» **Problem description**: Quote the entries that follow exactly, leaving none out.

» **Supplied information**:
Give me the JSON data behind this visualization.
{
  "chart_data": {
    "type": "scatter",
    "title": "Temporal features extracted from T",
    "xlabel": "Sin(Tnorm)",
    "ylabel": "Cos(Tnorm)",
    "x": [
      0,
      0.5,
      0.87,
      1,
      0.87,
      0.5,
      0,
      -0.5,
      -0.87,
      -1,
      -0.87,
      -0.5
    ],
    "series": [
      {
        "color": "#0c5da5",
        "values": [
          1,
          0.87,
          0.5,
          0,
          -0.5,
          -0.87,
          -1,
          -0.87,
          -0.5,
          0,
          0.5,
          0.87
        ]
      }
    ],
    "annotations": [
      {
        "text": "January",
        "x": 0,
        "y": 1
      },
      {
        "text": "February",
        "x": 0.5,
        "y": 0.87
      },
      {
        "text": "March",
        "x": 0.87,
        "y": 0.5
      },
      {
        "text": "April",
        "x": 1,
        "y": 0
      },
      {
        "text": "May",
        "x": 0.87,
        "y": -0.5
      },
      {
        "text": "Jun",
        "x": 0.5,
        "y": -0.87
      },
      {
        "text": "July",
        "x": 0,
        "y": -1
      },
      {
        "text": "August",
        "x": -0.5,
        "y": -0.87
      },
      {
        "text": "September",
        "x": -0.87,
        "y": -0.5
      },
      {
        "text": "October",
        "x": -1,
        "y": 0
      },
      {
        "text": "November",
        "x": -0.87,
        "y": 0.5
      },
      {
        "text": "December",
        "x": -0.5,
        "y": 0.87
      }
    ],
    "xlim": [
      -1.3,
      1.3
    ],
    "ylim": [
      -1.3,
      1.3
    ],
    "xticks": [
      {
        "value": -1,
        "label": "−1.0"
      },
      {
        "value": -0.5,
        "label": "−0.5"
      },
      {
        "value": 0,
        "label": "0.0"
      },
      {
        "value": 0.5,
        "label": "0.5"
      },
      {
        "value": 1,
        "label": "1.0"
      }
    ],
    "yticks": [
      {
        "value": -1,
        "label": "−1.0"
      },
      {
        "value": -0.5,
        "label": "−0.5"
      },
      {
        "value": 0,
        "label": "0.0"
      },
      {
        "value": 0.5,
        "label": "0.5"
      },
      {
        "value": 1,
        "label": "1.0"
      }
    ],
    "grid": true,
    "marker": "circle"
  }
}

» **Solution**:
Give me the JSON data behind this visualization.
{
  "chart_data": {
    "type": "scatter",
    "title": "Temporal features extracted from T",
    "xlabel": "Sin(Tnorm)",
    "ylabel": "Cos(Tnorm)",
    "x": [
      0,
      0.5,
      0.87,
      1,
      0.87,
      0.5,
      0,
      -0.5,
      -0.87,
      -1,
      -0.87,
      -0.5
    ],
    "series": [
      {
        "color": "#0c5da5",
        "values": [
          1,
          0.87,
          0.5,
          0,
          -0.5,
          -0.87,
          -1,
          -0.87,
          -0.5,
          0,
          0.5,
          0.87
        ]
      }
    ],
    "annotations": [
      {
        "text": "January",
        "x": 0,
        "y": 1
      },
      {
        "text": "February",
        "x": 0.5,
        "y": 0.87
      },
      {
        "text": "March",
        "x": 0.87,
        "y": 0.5
      },
      {
        "text": "April",
        "x": 1,
        "y": 0
      },
      {
        "text": "May",
        "x": 0.87,
        "y": -0.5
      },
      {
        "text": "Jun",
        "x": 0.5,
        "y": -0.87
      },
      {
        "text": "July",
        "x": 0,
        "y": -1
      },
      {
        "text": "August",
        "x": -0.5,
        "y": -0.87
      },
      {
        "text": "September",
        "x": -0.87,
        "y": -0.5
      },
      {
        "text": "October",
        "x": -1,
        "y": 0
      },
      {
        "text": "November",
        "x": -0.87,
        "y": 0.5
      },
      {
        "text": "December",
        "x": -0.5,
        "y": 0.87
      }
    ],
    "xlim": [
      -1.3,
      1.3
    ],
    "ylim": [
      -1.3,
      1.3
    ],
    "xticks": [
      {
        "value": -1,
        "label": "−1.0"
      },
      {
        "value": -0.5,
        "label": "−0.5"
      },
      {
        "value": 0,
        "label": "0.0"
      },
      {
        "value": 0.5,
        "label": "0.5"
      },
      {
        "value": 1,
        "label": "1.0"
      }
    ],
    "yticks": [
      {
        "value": -1,
        "label": "−1.0"
      },
      {
        "value": -0.5,
        "label": "−0.5"
      },
      {
        "value": 0,
        "label": "0.0"
      },
      {
        "value": 0.5,
        "label": "0.5"
      },
      {
        "value": 1,
        "label": "1.0"
      }
    ],
    "grid": true,
    "marker": "circle"
  }
}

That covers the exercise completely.